■ O QUE FAZER
[1] No trecho dado, o que a banca de jornal vende?
[2] Dê seguimento ao trecho dado, o texto sobre a livraria e a leitura, começando logo depois da última frase.

■ TRECHO DADO
---+---

A última coisa que chegou foi uma livraria.

Não é a melhor livraria mas já é alguma coisa, pelo menos tem livros, qualquer livro é bom, até os ruins.

Existe banca de jornal que vende chiclete, brinquedo e crédito pra celular, mas não vende jornal.

Parece que hoje em dia há uma certa dificuldade em nomear as coisas, então chamamos carência de amor, lanche de hamburguer gurmê, notícia de revista Veja e mercadinho de banca de jornal.

Tem gente que não tem tempo de ler, outras não sabem ler, outras não tem paciência, outras não acreditam no que leem, outras acreditam até demais.

O preço das coisas que podem ser lidas é caro, um livro custa caro, o preço do conhecimento também é alto.

Quando não se sabe o motivo das coisas dói, quando se sabe também dói, parece que tem dias que é melhor nem saber de onde a bala vem.

Esses dias a Vanessa dos Santos, de 11 anos, foi baleada na cabeça e ela estava dentro de casa.

Tem gente que sabe bem de onde a bala vem.

Tem dias que nem perder o ônibus pode te salvar.

---+---

■ LISTAGEM

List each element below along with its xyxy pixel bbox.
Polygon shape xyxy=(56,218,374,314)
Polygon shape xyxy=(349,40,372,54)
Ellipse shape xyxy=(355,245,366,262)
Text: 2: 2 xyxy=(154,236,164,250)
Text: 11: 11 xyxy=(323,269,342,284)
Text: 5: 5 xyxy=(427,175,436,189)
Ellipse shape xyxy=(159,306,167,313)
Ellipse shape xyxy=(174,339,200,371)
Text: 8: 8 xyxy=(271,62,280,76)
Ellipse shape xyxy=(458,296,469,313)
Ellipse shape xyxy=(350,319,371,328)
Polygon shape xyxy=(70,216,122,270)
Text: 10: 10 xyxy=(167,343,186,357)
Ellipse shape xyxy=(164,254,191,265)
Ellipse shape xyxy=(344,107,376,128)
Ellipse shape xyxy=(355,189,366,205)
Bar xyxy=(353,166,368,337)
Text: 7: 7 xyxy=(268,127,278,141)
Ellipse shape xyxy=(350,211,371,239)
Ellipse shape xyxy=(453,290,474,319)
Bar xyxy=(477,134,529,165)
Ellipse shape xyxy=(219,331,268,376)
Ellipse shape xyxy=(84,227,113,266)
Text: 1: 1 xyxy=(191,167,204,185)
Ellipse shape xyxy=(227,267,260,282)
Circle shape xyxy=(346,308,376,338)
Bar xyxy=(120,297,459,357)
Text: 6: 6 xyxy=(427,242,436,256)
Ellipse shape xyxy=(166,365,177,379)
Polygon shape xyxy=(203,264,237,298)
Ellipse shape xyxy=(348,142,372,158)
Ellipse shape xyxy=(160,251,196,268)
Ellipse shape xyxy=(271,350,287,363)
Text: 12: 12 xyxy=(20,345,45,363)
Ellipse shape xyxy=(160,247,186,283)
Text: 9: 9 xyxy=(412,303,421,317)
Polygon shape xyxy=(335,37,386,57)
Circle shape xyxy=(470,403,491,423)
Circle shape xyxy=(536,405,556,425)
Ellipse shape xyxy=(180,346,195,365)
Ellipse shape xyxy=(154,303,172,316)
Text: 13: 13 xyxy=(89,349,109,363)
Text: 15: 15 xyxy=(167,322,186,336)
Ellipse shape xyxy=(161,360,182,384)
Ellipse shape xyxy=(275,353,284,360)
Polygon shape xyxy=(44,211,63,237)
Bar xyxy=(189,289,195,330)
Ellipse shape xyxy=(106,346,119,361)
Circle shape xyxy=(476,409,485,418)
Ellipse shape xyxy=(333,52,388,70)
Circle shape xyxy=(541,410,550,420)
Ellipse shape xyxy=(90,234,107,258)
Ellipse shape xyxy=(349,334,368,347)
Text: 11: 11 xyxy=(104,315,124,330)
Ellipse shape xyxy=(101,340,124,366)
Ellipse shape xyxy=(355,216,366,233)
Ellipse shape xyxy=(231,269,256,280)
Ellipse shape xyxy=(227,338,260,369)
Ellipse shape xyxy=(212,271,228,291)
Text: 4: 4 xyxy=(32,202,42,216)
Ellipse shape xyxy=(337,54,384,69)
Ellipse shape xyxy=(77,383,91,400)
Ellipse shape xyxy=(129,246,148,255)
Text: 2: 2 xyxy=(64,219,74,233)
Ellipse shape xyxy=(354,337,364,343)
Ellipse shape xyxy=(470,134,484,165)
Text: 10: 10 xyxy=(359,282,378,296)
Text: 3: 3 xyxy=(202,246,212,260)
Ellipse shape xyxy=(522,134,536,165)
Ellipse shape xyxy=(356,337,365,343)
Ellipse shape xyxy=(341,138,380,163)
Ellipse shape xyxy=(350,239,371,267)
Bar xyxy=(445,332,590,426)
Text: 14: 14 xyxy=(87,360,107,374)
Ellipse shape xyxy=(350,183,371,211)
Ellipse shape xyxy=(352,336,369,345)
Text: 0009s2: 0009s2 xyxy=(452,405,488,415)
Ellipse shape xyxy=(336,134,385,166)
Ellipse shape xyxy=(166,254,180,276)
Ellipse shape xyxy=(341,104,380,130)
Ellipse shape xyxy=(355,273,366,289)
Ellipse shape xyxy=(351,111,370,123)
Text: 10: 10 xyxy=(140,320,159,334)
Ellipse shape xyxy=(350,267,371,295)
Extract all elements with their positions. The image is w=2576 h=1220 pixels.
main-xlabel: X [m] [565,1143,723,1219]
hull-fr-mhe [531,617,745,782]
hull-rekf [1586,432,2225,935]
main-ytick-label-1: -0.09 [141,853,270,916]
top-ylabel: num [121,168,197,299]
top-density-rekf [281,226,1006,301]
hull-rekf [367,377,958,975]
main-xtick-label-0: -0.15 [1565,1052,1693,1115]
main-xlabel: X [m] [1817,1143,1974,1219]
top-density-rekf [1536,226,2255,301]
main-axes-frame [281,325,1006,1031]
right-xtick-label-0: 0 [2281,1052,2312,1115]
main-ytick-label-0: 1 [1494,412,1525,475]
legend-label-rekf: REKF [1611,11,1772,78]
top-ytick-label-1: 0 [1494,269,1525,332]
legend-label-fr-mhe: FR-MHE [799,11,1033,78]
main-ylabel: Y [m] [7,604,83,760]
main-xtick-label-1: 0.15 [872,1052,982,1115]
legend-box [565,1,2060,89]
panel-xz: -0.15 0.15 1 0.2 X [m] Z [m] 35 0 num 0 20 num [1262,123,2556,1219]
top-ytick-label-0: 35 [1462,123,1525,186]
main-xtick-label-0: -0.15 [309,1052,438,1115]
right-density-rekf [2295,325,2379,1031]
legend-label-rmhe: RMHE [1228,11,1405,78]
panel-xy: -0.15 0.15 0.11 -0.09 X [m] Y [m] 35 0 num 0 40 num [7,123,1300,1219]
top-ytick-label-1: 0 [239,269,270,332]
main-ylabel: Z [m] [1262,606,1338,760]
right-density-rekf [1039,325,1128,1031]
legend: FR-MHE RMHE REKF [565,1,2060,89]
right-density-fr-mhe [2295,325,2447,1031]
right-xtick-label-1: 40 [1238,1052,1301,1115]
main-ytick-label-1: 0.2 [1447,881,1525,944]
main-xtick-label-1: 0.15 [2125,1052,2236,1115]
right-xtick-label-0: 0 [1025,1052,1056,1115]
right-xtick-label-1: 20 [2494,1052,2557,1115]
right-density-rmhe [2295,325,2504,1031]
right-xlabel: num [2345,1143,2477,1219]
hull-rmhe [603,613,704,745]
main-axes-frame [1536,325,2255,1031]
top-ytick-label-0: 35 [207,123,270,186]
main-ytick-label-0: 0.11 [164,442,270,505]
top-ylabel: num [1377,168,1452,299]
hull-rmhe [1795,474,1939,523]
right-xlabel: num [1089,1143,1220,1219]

---+---

■ RESPOSTAS ESCRITAS
[1] Chiclete, brinquedo e crédito pra celular, mas não jornal.

[2]
Teoricamente os carros nas ruas obedecem as leis de trânsito, e os pedestres também têm suas leis.

São quatro e meia da manhã e daqui a três horas estaremos aonde o tempo mandou a gente ir.

São quatro e meia da manhã e estamos descendo o morro.

Já reparou como os homens costumam carregar as mochilas?

Eles não colocam nas costas, eles carregam como se fosse uma sacola de mercadinho.

Eles vão descendo e fumando, alguns escutam as notícias naqueles rádinhos de ouvir jogo de futebol, alguns vão escarrando.

Algumas mulheres vão descendo de rasteirinha porque não é fácil descer de salto alto, e devido a pressa a sola vai batendo no calcanhar e vai fazendo um barulho.

A nossa lei é a seguinte, nesse horário ninguém anda perto de ninguém, mas é uma distância que dê pra perceber que no fundo está todo mundo junto ali.

Quando se aproximar fica inevitável as mulheres costumam fazer algum barulho para que a outra tenha noção de que é uma outra mulher que vem chegando, pode ser o barulho da sandália ou até uma tosse.

A nossa sintonia é tão grande que até pela tosse a gente se reconhece.

Homem não, homem não tem noção, homem é sem noção.

Eu queria morar no Jd. São Judas Tadeu, a maioria dos ônibus que passam vão pra lá.

Mas eu moro no Pq. Marabá, e esse é o Circular Nº8.

Na verdade eu queria morar naqueles prédios do centro, com aquelas janelas grandes e bonitas.

Esses municípios aqui da Grande São Paulo são chamados de cidades dormitórios, porque as pessoas passam o dia todo fora trabalhando e só voltam pra dormir.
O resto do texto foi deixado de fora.